◆ RECORD EXTRACTS

++++++

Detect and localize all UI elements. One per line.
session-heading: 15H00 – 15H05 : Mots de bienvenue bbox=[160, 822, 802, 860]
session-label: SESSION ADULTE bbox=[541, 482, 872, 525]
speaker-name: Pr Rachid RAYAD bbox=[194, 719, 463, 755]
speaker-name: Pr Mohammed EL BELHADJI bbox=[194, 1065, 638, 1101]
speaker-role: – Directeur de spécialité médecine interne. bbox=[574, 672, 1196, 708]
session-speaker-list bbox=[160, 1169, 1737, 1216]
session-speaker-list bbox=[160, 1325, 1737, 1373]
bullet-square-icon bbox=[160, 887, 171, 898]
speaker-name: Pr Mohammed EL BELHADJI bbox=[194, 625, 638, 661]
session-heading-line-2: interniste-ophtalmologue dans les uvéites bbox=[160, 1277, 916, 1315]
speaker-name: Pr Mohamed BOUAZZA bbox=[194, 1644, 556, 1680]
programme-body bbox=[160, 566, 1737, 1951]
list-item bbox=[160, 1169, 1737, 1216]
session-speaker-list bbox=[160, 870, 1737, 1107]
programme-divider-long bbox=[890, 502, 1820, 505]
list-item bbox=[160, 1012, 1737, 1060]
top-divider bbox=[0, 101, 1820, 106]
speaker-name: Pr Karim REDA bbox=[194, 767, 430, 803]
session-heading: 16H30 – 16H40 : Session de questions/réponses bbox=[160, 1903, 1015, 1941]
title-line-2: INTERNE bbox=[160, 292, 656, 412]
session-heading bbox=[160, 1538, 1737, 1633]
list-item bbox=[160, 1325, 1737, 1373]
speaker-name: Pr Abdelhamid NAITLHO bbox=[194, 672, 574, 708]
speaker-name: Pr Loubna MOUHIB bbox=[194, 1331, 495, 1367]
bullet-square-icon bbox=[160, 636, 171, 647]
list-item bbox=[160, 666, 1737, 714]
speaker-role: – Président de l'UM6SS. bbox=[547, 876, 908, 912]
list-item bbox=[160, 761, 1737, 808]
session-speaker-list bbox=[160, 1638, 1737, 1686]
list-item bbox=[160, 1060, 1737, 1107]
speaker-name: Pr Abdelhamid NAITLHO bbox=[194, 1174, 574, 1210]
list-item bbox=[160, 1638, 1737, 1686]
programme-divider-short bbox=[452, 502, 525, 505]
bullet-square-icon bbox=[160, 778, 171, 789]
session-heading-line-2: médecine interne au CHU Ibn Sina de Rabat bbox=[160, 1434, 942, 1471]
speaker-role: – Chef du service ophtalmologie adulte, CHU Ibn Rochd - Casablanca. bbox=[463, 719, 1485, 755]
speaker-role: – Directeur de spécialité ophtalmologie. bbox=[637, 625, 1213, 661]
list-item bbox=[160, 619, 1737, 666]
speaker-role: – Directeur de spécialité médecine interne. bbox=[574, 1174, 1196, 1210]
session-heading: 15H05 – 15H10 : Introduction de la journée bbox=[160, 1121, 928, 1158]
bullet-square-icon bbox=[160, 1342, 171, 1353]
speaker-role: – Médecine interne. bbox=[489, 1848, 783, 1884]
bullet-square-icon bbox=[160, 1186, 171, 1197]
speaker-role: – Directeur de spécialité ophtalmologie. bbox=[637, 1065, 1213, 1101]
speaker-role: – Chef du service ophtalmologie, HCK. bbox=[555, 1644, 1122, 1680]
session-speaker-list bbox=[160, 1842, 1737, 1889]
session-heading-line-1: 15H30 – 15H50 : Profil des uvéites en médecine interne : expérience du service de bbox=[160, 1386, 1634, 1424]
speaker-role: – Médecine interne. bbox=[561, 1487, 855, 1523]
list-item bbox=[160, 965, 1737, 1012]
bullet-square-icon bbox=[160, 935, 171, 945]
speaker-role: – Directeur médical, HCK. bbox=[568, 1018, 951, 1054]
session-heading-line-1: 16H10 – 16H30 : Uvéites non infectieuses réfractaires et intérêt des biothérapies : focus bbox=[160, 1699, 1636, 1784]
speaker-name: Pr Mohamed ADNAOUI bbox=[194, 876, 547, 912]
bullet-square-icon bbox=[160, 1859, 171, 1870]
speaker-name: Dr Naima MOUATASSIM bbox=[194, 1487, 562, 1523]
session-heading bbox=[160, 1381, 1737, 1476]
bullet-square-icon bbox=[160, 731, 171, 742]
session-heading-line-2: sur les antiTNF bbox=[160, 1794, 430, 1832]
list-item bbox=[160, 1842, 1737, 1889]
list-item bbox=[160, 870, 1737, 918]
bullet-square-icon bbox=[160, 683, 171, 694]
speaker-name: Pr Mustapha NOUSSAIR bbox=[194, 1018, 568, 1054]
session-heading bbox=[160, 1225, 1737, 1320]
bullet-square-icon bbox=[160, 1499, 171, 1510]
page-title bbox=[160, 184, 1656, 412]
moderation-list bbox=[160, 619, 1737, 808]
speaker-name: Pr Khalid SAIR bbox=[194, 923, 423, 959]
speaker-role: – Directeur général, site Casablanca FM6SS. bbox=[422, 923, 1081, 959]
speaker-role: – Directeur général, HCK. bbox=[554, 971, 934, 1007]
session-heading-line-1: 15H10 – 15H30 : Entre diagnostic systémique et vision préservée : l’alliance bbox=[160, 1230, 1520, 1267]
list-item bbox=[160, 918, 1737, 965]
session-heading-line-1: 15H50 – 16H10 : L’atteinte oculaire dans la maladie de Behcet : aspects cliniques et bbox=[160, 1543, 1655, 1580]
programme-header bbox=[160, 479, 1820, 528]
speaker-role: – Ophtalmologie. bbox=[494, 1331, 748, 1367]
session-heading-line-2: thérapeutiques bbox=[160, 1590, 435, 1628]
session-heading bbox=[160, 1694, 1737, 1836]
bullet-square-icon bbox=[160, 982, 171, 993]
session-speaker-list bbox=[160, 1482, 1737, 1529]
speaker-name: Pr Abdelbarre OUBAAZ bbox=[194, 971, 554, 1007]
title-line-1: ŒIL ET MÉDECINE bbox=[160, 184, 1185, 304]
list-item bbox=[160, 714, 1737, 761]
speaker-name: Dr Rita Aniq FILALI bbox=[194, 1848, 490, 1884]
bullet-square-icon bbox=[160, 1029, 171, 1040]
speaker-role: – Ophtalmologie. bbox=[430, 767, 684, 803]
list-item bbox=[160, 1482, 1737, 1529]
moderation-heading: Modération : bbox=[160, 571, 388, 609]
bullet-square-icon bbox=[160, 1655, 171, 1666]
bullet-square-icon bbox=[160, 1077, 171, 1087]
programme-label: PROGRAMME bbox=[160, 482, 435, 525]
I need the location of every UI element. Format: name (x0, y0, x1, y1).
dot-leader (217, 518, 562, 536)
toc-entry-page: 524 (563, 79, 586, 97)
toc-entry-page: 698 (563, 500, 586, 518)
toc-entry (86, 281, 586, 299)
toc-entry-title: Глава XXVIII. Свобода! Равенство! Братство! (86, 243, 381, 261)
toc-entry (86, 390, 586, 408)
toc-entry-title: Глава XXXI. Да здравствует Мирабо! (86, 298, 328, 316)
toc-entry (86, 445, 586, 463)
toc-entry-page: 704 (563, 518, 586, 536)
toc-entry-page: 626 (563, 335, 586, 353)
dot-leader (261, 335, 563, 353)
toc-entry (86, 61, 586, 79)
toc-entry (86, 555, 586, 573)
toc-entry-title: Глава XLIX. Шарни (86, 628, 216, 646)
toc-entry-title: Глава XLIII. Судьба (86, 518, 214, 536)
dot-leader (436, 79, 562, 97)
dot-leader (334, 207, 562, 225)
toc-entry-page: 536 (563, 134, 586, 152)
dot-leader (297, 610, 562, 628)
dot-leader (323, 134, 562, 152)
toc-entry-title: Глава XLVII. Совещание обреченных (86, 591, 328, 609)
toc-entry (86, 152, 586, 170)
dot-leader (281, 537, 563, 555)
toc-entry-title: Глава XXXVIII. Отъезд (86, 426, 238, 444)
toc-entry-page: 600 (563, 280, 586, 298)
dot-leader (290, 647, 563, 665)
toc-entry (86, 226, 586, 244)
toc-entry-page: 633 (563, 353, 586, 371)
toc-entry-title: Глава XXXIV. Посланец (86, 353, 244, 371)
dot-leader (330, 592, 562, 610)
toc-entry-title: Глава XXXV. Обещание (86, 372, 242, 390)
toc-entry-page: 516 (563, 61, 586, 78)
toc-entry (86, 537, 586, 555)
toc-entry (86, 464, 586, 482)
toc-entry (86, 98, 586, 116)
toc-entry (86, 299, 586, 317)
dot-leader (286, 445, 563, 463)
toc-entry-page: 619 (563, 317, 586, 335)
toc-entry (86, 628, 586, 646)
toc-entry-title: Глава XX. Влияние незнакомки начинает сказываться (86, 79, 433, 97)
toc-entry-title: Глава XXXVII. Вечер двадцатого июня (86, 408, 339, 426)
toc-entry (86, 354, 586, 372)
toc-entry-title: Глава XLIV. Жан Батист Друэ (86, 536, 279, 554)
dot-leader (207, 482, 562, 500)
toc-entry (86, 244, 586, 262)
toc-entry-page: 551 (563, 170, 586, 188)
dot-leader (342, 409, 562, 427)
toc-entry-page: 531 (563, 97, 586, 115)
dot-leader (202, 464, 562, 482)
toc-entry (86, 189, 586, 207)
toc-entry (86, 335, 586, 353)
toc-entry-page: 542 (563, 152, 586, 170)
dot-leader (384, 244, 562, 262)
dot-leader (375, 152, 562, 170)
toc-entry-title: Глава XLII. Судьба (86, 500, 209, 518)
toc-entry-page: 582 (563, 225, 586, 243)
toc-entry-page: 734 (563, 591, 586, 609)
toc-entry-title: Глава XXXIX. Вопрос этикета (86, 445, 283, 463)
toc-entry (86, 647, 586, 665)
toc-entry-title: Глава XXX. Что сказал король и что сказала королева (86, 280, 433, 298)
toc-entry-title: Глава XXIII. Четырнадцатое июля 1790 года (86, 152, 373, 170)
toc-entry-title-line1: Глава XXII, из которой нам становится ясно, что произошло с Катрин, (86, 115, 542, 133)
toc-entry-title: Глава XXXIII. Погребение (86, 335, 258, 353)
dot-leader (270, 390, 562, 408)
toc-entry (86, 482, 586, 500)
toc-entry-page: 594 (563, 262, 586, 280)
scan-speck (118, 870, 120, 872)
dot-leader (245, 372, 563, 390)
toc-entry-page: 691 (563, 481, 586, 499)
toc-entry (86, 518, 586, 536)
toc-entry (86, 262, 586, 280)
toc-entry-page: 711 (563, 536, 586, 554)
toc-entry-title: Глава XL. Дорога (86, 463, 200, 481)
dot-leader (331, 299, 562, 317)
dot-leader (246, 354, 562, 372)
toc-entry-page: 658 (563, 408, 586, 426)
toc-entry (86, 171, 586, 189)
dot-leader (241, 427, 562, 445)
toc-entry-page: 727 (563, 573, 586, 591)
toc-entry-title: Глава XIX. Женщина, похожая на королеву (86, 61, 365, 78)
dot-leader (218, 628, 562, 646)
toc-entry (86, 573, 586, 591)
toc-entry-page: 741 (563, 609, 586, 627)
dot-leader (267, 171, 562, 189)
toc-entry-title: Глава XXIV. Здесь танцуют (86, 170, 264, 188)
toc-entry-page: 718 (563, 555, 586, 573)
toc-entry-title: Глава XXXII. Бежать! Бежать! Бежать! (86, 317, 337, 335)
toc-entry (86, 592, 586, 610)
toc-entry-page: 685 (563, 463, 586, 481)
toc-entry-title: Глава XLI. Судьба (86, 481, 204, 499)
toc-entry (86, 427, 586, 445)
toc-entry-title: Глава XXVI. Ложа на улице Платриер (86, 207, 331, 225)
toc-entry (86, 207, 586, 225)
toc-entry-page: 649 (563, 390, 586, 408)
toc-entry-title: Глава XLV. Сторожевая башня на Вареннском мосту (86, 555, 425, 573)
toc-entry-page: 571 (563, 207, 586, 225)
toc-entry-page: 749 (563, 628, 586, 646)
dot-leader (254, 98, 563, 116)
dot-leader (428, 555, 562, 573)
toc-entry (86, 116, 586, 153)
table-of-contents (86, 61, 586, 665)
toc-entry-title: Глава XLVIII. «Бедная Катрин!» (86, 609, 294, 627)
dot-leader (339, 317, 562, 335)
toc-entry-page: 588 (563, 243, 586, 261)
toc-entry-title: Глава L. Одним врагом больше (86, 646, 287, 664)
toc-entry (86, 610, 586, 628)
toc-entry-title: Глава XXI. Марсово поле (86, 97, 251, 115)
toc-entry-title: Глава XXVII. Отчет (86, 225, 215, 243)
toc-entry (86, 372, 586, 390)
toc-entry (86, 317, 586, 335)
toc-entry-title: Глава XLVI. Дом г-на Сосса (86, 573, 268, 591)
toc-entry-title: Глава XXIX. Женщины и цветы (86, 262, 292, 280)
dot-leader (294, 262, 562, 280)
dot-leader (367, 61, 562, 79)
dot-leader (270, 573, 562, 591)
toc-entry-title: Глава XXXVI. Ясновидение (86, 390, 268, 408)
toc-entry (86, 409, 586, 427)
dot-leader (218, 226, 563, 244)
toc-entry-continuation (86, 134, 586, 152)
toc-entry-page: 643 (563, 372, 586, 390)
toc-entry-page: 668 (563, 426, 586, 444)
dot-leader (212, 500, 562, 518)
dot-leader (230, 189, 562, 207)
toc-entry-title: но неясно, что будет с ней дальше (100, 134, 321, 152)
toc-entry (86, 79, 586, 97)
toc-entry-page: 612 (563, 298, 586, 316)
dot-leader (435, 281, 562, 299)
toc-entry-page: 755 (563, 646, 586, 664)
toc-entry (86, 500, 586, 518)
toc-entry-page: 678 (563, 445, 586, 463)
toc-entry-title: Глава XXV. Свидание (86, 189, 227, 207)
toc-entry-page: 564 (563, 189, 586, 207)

++++++

◆ GIVEN PROBLEM
Copy out word for word the stretch of items above from the very start through the line containing "list-item bbox=[160, 619, 1737, 666]", with both ends included.

◆ EXPECTED ANSWER
Detect and localize all UI elements. One per line.
session-heading: 15H00 – 15H05 : Mots de bienvenue bbox=[160, 822, 802, 860]
session-label: SESSION ADULTE bbox=[541, 482, 872, 525]
speaker-name: Pr Rachid RAYAD bbox=[194, 719, 463, 755]
speaker-name: Pr Mohammed EL BELHADJI bbox=[194, 1065, 638, 1101]
speaker-role: – Directeur de spécialité médecine interne. bbox=[574, 672, 1196, 708]
session-speaker-list bbox=[160, 1169, 1737, 1216]
session-speaker-list bbox=[160, 1325, 1737, 1373]
bullet-square-icon bbox=[160, 887, 171, 898]
speaker-name: Pr Mohammed EL BELHADJI bbox=[194, 625, 638, 661]
session-heading-line-2: interniste-ophtalmologue dans les uvéites bbox=[160, 1277, 916, 1315]
speaker-name: Pr Mohamed BOUAZZA bbox=[194, 1644, 556, 1680]
programme-body bbox=[160, 566, 1737, 1951]
list-item bbox=[160, 1169, 1737, 1216]
session-speaker-list bbox=[160, 870, 1737, 1107]
programme-divider-long bbox=[890, 502, 1820, 505]
list-item bbox=[160, 1012, 1737, 1060]
top-divider bbox=[0, 101, 1820, 106]
speaker-name: Pr Karim REDA bbox=[194, 767, 430, 803]
session-heading: 16H30 – 16H40 : Session de questions/réponses bbox=[160, 1903, 1015, 1941]
title-line-2: INTERNE bbox=[160, 292, 656, 412]
session-heading bbox=[160, 1538, 1737, 1633]
list-item bbox=[160, 1325, 1737, 1373]
speaker-name: Pr Abdelhamid NAITLHO bbox=[194, 672, 574, 708]
speaker-name: Pr Loubna MOUHIB bbox=[194, 1331, 495, 1367]
bullet-square-icon bbox=[160, 636, 171, 647]
list-item bbox=[160, 666, 1737, 714]
speaker-role: – Président de l'UM6SS. bbox=[547, 876, 908, 912]
list-item bbox=[160, 761, 1737, 808]
session-speaker-list bbox=[160, 1638, 1737, 1686]
list-item bbox=[160, 1060, 1737, 1107]
speaker-name: Pr Abdelhamid NAITLHO bbox=[194, 1174, 574, 1210]
list-item bbox=[160, 1638, 1737, 1686]
programme-divider-short bbox=[452, 502, 525, 505]
bullet-square-icon bbox=[160, 778, 171, 789]
session-heading-line-2: médecine interne au CHU Ibn Sina de Rabat bbox=[160, 1434, 942, 1471]
speaker-role: – Chef du service ophtalmologie adulte, CHU Ibn Rochd - Casablanca. bbox=[463, 719, 1485, 755]
speaker-role: – Directeur de spécialité ophtalmologie. bbox=[637, 625, 1213, 661]
list-item bbox=[160, 619, 1737, 666]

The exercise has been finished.